• **Exercise brief**
Without the pictures, return all of the material exactly as written.

• **Information provided**

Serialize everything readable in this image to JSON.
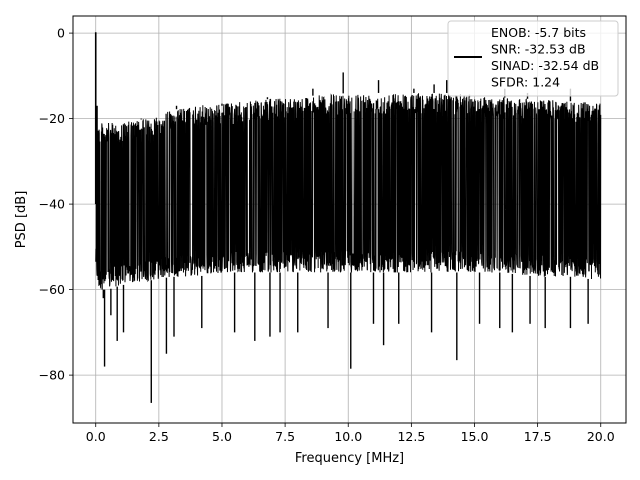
{
  "chart_data": {
    "type": "line",
    "title": "",
    "xlabel": "Frequency [MHz]",
    "ylabel": "PSD [dB]",
    "xlim": [
      -0.9,
      21.0
    ],
    "ylim": [
      -91.2,
      4.0
    ],
    "xticks": [
      0.0,
      2.5,
      5.0,
      7.5,
      10.0,
      12.5,
      15.0,
      17.5,
      20.0
    ],
    "xtick_labels": [
      "0.0",
      "2.5",
      "5.0",
      "7.5",
      "10.0",
      "12.5",
      "15.0",
      "17.5",
      "20.0"
    ],
    "yticks": [
      0,
      -20,
      -40,
      -60,
      -80
    ],
    "ytick_labels": [
      "0",
      "−20",
      "−40",
      "−60",
      "−80"
    ],
    "grid": true,
    "legend_position": "upper-right",
    "legend_lines": [
      "ENOB: -5.7 bits",
      "SNR: -32.53 dB",
      "SINAD: -32.54 dB",
      "SFDR: 1.24"
    ],
    "series": [
      {
        "color": "#000000",
        "description": "dense noise-floor spectrum; DC/fundamental peak near 0 MHz",
        "envelope_x": [
          0.0,
          0.1,
          0.5,
          1.0,
          2.0,
          3.0,
          4.0,
          5.0,
          6.0,
          7.5,
          9.0,
          10.0,
          11.0,
          12.5,
          14.0,
          15.0,
          16.0,
          17.5,
          19.0,
          20.0
        ],
        "envelope_upper": [
          -18,
          -21,
          -21,
          -21,
          -20,
          -18,
          -17,
          -16.5,
          -16,
          -15,
          -14.5,
          -14,
          -14,
          -14,
          -14,
          -14.5,
          -15,
          -15.5,
          -16,
          -16.5
        ],
        "envelope_lower": [
          -55,
          -60,
          -60,
          -59,
          -58,
          -57,
          -57,
          -56,
          -56,
          -56,
          -56,
          -56,
          -56,
          -56,
          -56,
          -56,
          -56,
          -57,
          -57,
          -58
        ],
        "peaks": [
          {
            "x": 0.0,
            "y": 0.2
          },
          {
            "x": 0.05,
            "y": -17
          }
        ],
        "spikes_down": [
          {
            "x": 0.3,
            "y": -62
          },
          {
            "x": 0.35,
            "y": -78
          },
          {
            "x": 0.6,
            "y": -66
          },
          {
            "x": 0.85,
            "y": -72
          },
          {
            "x": 1.1,
            "y": -70
          },
          {
            "x": 2.2,
            "y": -86.5
          },
          {
            "x": 2.8,
            "y": -75
          },
          {
            "x": 3.1,
            "y": -71
          },
          {
            "x": 4.2,
            "y": -69
          },
          {
            "x": 5.5,
            "y": -70
          },
          {
            "x": 6.3,
            "y": -72
          },
          {
            "x": 6.9,
            "y": -71
          },
          {
            "x": 7.3,
            "y": -70
          },
          {
            "x": 8.0,
            "y": -70
          },
          {
            "x": 9.2,
            "y": -69
          },
          {
            "x": 10.1,
            "y": -78.5
          },
          {
            "x": 11.0,
            "y": -68
          },
          {
            "x": 11.4,
            "y": -73
          },
          {
            "x": 12.0,
            "y": -68
          },
          {
            "x": 13.3,
            "y": -70
          },
          {
            "x": 14.3,
            "y": -76.5
          },
          {
            "x": 15.2,
            "y": -68
          },
          {
            "x": 16.0,
            "y": -69
          },
          {
            "x": 16.5,
            "y": -70
          },
          {
            "x": 17.2,
            "y": -68
          },
          {
            "x": 17.8,
            "y": -69
          },
          {
            "x": 18.8,
            "y": -69
          },
          {
            "x": 19.5,
            "y": -68
          }
        ],
        "spikes_up": [
          {
            "x": 1.8,
            "y": -20
          },
          {
            "x": 3.2,
            "y": -17
          },
          {
            "x": 5.0,
            "y": -17
          },
          {
            "x": 6.8,
            "y": -15
          },
          {
            "x": 8.6,
            "y": -13
          },
          {
            "x": 9.8,
            "y": -9.2
          },
          {
            "x": 11.2,
            "y": -11
          },
          {
            "x": 12.6,
            "y": -13
          },
          {
            "x": 13.4,
            "y": -12
          },
          {
            "x": 13.9,
            "y": -11
          },
          {
            "x": 14.8,
            "y": -15
          },
          {
            "x": 16.2,
            "y": -13
          },
          {
            "x": 17.1,
            "y": -14
          },
          {
            "x": 18.8,
            "y": -13
          }
        ]
      }
    ]
  }
}
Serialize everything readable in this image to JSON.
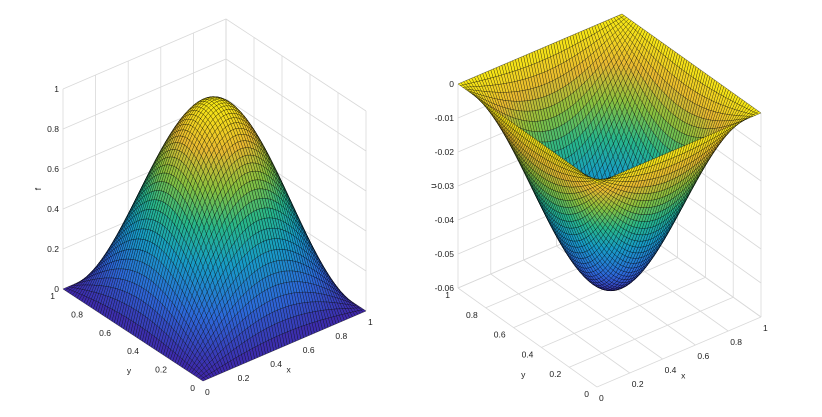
{
  "chart_data": [
    {
      "type": "surface",
      "function": "sin(pi*x)*sin(pi*y)",
      "grid_n": 60,
      "xlabel": "x",
      "ylabel": "y",
      "zlabel": "f",
      "xlim": [
        0,
        1
      ],
      "ylim": [
        0,
        1
      ],
      "zlim": [
        0,
        1
      ],
      "x_ticks": [
        "0",
        "0.2",
        "0.4",
        "0.6",
        "0.8",
        "1"
      ],
      "y_ticks": [
        "0",
        "0.2",
        "0.4",
        "0.6",
        "0.8",
        "1"
      ],
      "z_ticks": [
        "0",
        "0.2",
        "0.4",
        "0.6",
        "0.8",
        "1"
      ],
      "z_range": [
        0,
        1
      ],
      "grid": true,
      "colormap": "parula-like"
    },
    {
      "type": "surface",
      "function": "-0.0554*sin(pi*x)*sin(pi*y)",
      "grid_n": 60,
      "xlabel": "x",
      "ylabel": "y",
      "zlabel": "u",
      "xlim": [
        0,
        1
      ],
      "ylim": [
        0,
        1
      ],
      "zlim": [
        -0.06,
        0
      ],
      "x_ticks": [
        "0",
        "0.2",
        "0.4",
        "0.6",
        "0.8",
        "1"
      ],
      "y_ticks": [
        "0",
        "0.2",
        "0.4",
        "0.6",
        "0.8",
        "1"
      ],
      "z_ticks": [
        "0",
        "-0.01",
        "-0.02",
        "-0.03",
        "-0.04",
        "-0.05",
        "-0.06"
      ],
      "z_range": [
        -0.0554,
        0
      ],
      "grid": true,
      "colormap": "parula-like"
    }
  ]
}
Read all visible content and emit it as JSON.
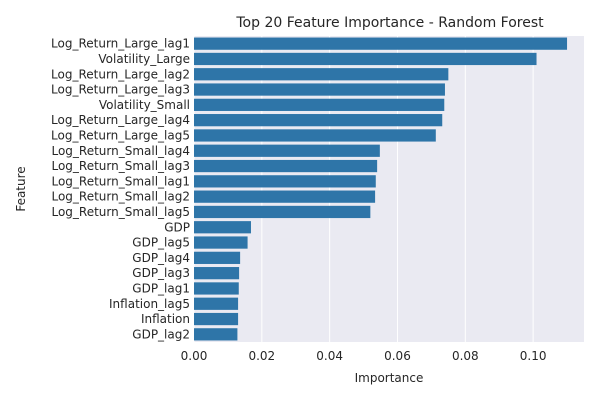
{
  "chart_data": {
    "type": "bar",
    "orientation": "horizontal",
    "title": "Top 20 Feature Importance - Random Forest",
    "xlabel": "Importance",
    "ylabel": "Feature",
    "xlim": [
      0,
      0.115
    ],
    "xticks": [
      "0.00",
      "0.02",
      "0.04",
      "0.06",
      "0.08",
      "0.10"
    ],
    "grid": true,
    "categories": [
      "Log_Return_Large_lag1",
      "Volatility_Large",
      "Log_Return_Large_lag2",
      "Log_Return_Large_lag3",
      "Volatility_Small",
      "Log_Return_Large_lag4",
      "Log_Return_Large_lag5",
      "Log_Return_Small_lag4",
      "Log_Return_Small_lag3",
      "Log_Return_Small_lag1",
      "Log_Return_Small_lag2",
      "Log_Return_Small_lag5",
      "GDP",
      "GDP_lag5",
      "GDP_lag4",
      "GDP_lag3",
      "GDP_lag1",
      "Inflation_lag5",
      "Inflation",
      "GDP_lag2"
    ],
    "values": [
      0.11,
      0.101,
      0.075,
      0.074,
      0.0738,
      0.0732,
      0.0713,
      0.0548,
      0.054,
      0.0536,
      0.0534,
      0.052,
      0.0168,
      0.0158,
      0.0136,
      0.0133,
      0.0132,
      0.013,
      0.013,
      0.0128
    ],
    "bar_color": "#2e75a8",
    "background_color": "#eaeaf2",
    "grid_color": "#ffffff"
  }
}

• **Response to this task**
Serialize everything readable in this image to JSON.
{
  "chart_data": {
    "type": "line",
    "title": "",
    "xlabel": "Frequency [MHz]",
    "ylabel": "PSD [dB]",
    "xlim": [
      -0.9,
      21.0
    ],
    "ylim": [
      -91.2,
      4.0
    ],
    "xticks": [
      0.0,
      2.5,
      5.0,
      7.5,
      10.0,
      12.5,
      15.0,
      17.5,
      20.0
    ],
    "xtick_labels": [
      "0.0",
      "2.5",
      "5.0",
      "7.5",
      "10.0",
      "12.5",
      "15.0",
      "17.5",
      "20.0"
    ],
    "yticks": [
      0,
      -20,
      -40,
      -60,
      -80
    ],
    "ytick_labels": [
      "0",
      "−20",
      "−40",
      "−60",
      "−80"
    ],
    "grid": true,
    "legend_position": "upper-right",
    "legend_lines": [
      "ENOB: -5.7 bits",
      "SNR: -32.53 dB",
      "SINAD: -32.54 dB",
      "SFDR: 1.24"
    ],
    "series": [
      {
        "color": "#000000",
        "description": "dense noise-floor spectrum; DC/fundamental peak near 0 MHz",
        "envelope_x": [
          0.0,
          0.1,
          0.5,
          1.0,
          2.0,
          3.0,
          4.0,
          5.0,
          6.0,
          7.5,
          9.0,
          10.0,
          11.0,
          12.5,
          14.0,
          15.0,
          16.0,
          17.5,
          19.0,
          20.0
        ],
        "envelope_upper": [
          -18,
          -21,
          -21,
          -21,
          -20,
          -18,
          -17,
          -16.5,
          -16,
          -15,
          -14.5,
          -14,
          -14,
          -14,
          -14,
          -14.5,
          -15,
          -15.5,
          -16,
          -16.5
        ],
        "envelope_lower": [
          -55,
          -60,
          -60,
          -59,
          -58,
          -57,
          -57,
          -56,
          -56,
          -56,
          -56,
          -56,
          -56,
          -56,
          -56,
          -56,
          -56,
          -57,
          -57,
          -58
        ],
        "peaks": [
          {
            "x": 0.0,
            "y": 0.2
          },
          {
            "x": 0.05,
            "y": -17
          }
        ],
        "spikes_down": [
          {
            "x": 0.3,
            "y": -62
          },
          {
            "x": 0.35,
            "y": -78
          },
          {
            "x": 0.6,
            "y": -66
          },
          {
            "x": 0.85,
            "y": -72
          },
          {
            "x": 1.1,
            "y": -70
          },
          {
            "x": 2.2,
            "y": -86.5
          },
          {
            "x": 2.8,
            "y": -75
          },
          {
            "x": 3.1,
            "y": -71
          },
          {
            "x": 4.2,
            "y": -69
          },
          {
            "x": 5.5,
            "y": -70
          },
          {
            "x": 6.3,
            "y": -72
          },
          {
            "x": 6.9,
            "y": -71
          },
          {
            "x": 7.3,
            "y": -70
          },
          {
            "x": 8.0,
            "y": -70
          },
          {
            "x": 9.2,
            "y": -69
          },
          {
            "x": 10.1,
            "y": -78.5
          },
          {
            "x": 11.0,
            "y": -68
          },
          {
            "x": 11.4,
            "y": -73
          },
          {
            "x": 12.0,
            "y": -68
          },
          {
            "x": 13.3,
            "y": -70
          },
          {
            "x": 14.3,
            "y": -76.5
          },
          {
            "x": 15.2,
            "y": -68
          },
          {
            "x": 16.0,
            "y": -69
          },
          {
            "x": 16.5,
            "y": -70
          },
          {
            "x": 17.2,
            "y": -68
          },
          {
            "x": 17.8,
            "y": -69
          },
          {
            "x": 18.8,
            "y": -69
          },
          {
            "x": 19.5,
            "y": -68
          }
        ],
        "spikes_up": [
          {
            "x": 1.8,
            "y": -20
          },
          {
            "x": 3.2,
            "y": -17
          },
          {
            "x": 5.0,
            "y": -17
          },
          {
            "x": 6.8,
            "y": -15
          },
          {
            "x": 8.6,
            "y": -13
          },
          {
            "x": 9.8,
            "y": -9.2
          },
          {
            "x": 11.2,
            "y": -11
          },
          {
            "x": 12.6,
            "y": -13
          },
          {
            "x": 13.4,
            "y": -12
          },
          {
            "x": 13.9,
            "y": -11
          },
          {
            "x": 14.8,
            "y": -15
          },
          {
            "x": 16.2,
            "y": -13
          },
          {
            "x": 17.1,
            "y": -14
          },
          {
            "x": 18.8,
            "y": -13
          }
        ]
      }
    ]
  }
}
Serialize everything readable in this image to JSON.
{
  "chart_data": [
    {
      "type": "surface",
      "function": "sin(pi*x)*sin(pi*y)",
      "grid_n": 60,
      "xlabel": "x",
      "ylabel": "y",
      "zlabel": "f",
      "xlim": [
        0,
        1
      ],
      "ylim": [
        0,
        1
      ],
      "zlim": [
        0,
        1
      ],
      "x_ticks": [
        "0",
        "0.2",
        "0.4",
        "0.6",
        "0.8",
        "1"
      ],
      "y_ticks": [
        "0",
        "0.2",
        "0.4",
        "0.6",
        "0.8",
        "1"
      ],
      "z_ticks": [
        "0",
        "0.2",
        "0.4",
        "0.6",
        "0.8",
        "1"
      ],
      "z_range": [
        0,
        1
      ],
      "grid": true,
      "colormap": "parula-like"
    },
    {
      "type": "surface",
      "function": "-0.0554*sin(pi*x)*sin(pi*y)",
      "grid_n": 60,
      "xlabel": "x",
      "ylabel": "y",
      "zlabel": "u",
      "xlim": [
        0,
        1
      ],
      "ylim": [
        0,
        1
      ],
      "zlim": [
        -0.06,
        0
      ],
      "x_ticks": [
        "0",
        "0.2",
        "0.4",
        "0.6",
        "0.8",
        "1"
      ],
      "y_ticks": [
        "0",
        "0.2",
        "0.4",
        "0.6",
        "0.8",
        "1"
      ],
      "z_ticks": [
        "0",
        "-0.01",
        "-0.02",
        "-0.03",
        "-0.04",
        "-0.05",
        "-0.06"
      ],
      "z_range": [
        -0.0554,
        0
      ],
      "grid": true,
      "colormap": "parula-like"
    }
  ]
}
Read all visible content and emit it as JSON.
{
  "chart_data": {
    "type": "bar",
    "orientation": "horizontal",
    "title": "Top 20 Feature Importance - Random Forest",
    "xlabel": "Importance",
    "ylabel": "Feature",
    "xlim": [
      0,
      0.115
    ],
    "xticks": [
      "0.00",
      "0.02",
      "0.04",
      "0.06",
      "0.08",
      "0.10"
    ],
    "grid": true,
    "categories": [
      "Log_Return_Large_lag1",
      "Volatility_Large",
      "Log_Return_Large_lag2",
      "Log_Return_Large_lag3",
      "Volatility_Small",
      "Log_Return_Large_lag4",
      "Log_Return_Large_lag5",
      "Log_Return_Small_lag4",
      "Log_Return_Small_lag3",
      "Log_Return_Small_lag1",
      "Log_Return_Small_lag2",
      "Log_Return_Small_lag5",
      "GDP",
      "GDP_lag5",
      "GDP_lag4",
      "GDP_lag3",
      "GDP_lag1",
      "Inflation_lag5",
      "Inflation",
      "GDP_lag2"
    ],
    "values": [
      0.11,
      0.101,
      0.075,
      0.074,
      0.0738,
      0.0732,
      0.0713,
      0.0548,
      0.054,
      0.0536,
      0.0534,
      0.052,
      0.0168,
      0.0158,
      0.0136,
      0.0133,
      0.0132,
      0.013,
      0.013,
      0.0128
    ],
    "bar_color": "#2e75a8",
    "background_color": "#eaeaf2",
    "grid_color": "#ffffff"
  }
}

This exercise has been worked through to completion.